> [Problem to solve] Exactly reproduce the lines beginning with the line that includes "What's the underlying" and ending with the last line of the data.

> [Dataset extract]
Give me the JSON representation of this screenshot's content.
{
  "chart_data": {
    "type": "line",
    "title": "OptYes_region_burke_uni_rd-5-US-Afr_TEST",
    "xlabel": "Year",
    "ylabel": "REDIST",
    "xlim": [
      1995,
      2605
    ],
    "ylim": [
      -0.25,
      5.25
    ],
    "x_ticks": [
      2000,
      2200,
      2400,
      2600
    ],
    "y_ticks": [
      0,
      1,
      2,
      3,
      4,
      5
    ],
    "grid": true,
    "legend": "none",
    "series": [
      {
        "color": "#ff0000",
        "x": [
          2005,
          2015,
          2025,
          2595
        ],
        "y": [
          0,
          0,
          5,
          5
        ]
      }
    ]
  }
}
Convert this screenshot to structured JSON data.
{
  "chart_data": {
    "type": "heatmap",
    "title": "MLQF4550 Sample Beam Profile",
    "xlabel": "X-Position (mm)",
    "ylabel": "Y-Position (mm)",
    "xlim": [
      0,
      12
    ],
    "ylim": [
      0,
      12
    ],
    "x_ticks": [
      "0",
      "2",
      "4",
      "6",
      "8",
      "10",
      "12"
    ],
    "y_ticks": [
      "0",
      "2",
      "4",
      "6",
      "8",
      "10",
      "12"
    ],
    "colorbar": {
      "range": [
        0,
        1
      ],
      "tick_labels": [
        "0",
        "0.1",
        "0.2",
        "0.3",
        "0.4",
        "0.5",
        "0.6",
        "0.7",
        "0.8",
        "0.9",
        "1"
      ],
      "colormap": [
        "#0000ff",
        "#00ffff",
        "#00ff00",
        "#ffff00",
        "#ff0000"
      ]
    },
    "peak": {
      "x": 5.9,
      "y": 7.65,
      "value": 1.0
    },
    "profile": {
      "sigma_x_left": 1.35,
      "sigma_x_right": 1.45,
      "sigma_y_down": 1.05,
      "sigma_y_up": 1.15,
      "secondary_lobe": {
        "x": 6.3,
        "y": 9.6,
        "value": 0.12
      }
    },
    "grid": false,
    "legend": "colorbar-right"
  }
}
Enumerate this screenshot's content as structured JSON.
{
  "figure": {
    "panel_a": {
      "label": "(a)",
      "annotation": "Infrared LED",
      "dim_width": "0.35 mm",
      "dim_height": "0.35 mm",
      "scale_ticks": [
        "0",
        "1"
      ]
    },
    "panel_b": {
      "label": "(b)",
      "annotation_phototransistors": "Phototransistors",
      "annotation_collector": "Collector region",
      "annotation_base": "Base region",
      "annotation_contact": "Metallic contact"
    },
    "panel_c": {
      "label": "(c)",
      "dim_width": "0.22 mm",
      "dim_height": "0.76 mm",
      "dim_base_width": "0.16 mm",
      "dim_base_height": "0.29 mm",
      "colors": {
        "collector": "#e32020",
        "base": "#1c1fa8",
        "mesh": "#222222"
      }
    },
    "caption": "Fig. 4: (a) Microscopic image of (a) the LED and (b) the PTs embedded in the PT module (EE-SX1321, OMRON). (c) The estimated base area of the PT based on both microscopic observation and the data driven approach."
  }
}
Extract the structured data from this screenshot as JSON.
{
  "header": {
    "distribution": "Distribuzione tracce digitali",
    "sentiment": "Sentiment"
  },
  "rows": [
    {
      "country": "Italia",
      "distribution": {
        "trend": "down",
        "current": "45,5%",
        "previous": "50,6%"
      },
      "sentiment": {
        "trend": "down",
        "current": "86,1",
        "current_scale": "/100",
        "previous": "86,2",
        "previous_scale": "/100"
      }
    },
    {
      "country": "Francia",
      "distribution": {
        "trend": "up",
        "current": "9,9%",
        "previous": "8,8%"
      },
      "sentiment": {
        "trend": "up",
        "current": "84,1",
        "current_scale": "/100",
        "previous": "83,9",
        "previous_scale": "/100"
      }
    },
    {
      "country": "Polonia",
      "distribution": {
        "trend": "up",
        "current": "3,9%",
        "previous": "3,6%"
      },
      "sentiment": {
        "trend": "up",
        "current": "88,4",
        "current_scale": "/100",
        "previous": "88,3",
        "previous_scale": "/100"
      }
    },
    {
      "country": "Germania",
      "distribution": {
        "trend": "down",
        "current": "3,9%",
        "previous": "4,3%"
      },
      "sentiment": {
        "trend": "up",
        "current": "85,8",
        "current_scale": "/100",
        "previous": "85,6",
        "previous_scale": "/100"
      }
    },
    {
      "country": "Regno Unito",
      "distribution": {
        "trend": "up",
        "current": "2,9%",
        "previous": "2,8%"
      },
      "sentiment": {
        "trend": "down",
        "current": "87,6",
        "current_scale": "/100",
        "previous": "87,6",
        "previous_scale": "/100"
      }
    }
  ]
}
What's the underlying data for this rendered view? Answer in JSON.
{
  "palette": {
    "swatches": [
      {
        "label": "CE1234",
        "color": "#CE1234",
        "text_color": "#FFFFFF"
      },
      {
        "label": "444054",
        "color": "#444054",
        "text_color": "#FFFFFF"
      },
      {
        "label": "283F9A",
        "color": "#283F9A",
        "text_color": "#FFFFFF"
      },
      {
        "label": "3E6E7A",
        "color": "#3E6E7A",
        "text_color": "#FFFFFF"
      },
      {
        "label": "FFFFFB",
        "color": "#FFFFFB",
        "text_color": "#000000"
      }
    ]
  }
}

> [In response]
What's the underlying data for this rendered view? Answer in JSON.
{
  "palette": {
    "swatches": [
      {
        "label": "CE1234",
        "color": "#CE1234",
        "text_color": "#FFFFFF"
      },
      {
        "label": "444054",
        "color": "#444054",
        "text_color": "#FFFFFF"
      },
      {
        "label": "283F9A",
        "color": "#283F9A",
        "text_color": "#FFFFFF"
      },
      {
        "label": "3E6E7A",
        "color": "#3E6E7A",
        "text_color": "#FFFFFF"
      },
      {
        "label": "FFFFFB",
        "color": "#FFFFFB",
        "text_color": "#000000"
      }
    ]
  }
}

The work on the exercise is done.